REQUIREMENT
Omit every picture and return the rest of the data unaltered.

Records from a dataset
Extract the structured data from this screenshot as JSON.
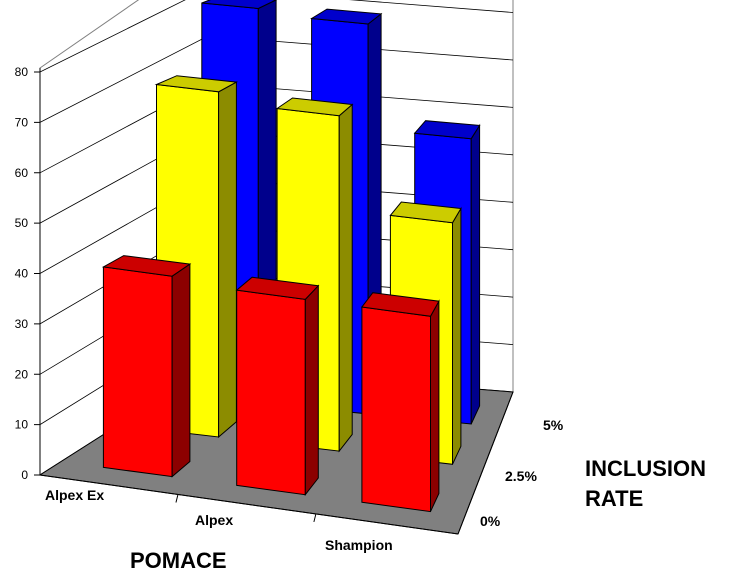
{
  "chart_data": {
    "type": "bar",
    "subtype": "3d-clustered-depth",
    "categories": [
      "Alpex Ex",
      "Alpex",
      "Shampion"
    ],
    "series": [
      {
        "name": "0%",
        "values": [
          39,
          38,
          38
        ]
      },
      {
        "name": "2.5%",
        "values": [
          70,
          68,
          49
        ]
      },
      {
        "name": "5%",
        "values": [
          83,
          82,
          60
        ]
      }
    ],
    "xlabel": "POMACE",
    "zlabel_line1": "INCLUSION",
    "zlabel_line2": "RATE",
    "ylim": [
      0,
      80
    ],
    "yticks": [
      "0",
      "10",
      "20",
      "30",
      "40",
      "50",
      "60",
      "70",
      "80"
    ],
    "grid": true,
    "colors": {
      "0%": "#ff0000",
      "2.5%": "#ffff00",
      "5%": "#0000ff",
      "floor": "#808080",
      "grid": "#000000"
    }
  }
}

SOLUTION FOR THIS TASK
Extract the structured data from this screenshot as JSON.
{
  "chart_data": {
    "type": "bar",
    "subtype": "3d-clustered-depth",
    "categories": [
      "Alpex Ex",
      "Alpex",
      "Shampion"
    ],
    "series": [
      {
        "name": "0%",
        "values": [
          39,
          38,
          38
        ]
      },
      {
        "name": "2.5%",
        "values": [
          70,
          68,
          49
        ]
      },
      {
        "name": "5%",
        "values": [
          83,
          82,
          60
        ]
      }
    ],
    "xlabel": "POMACE",
    "zlabel_line1": "INCLUSION",
    "zlabel_line2": "RATE",
    "ylim": [
      0,
      80
    ],
    "yticks": [
      "0",
      "10",
      "20",
      "30",
      "40",
      "50",
      "60",
      "70",
      "80"
    ],
    "grid": true,
    "colors": {
      "0%": "#ff0000",
      "2.5%": "#ffff00",
      "5%": "#0000ff",
      "floor": "#808080",
      "grid": "#000000"
    }
  }
}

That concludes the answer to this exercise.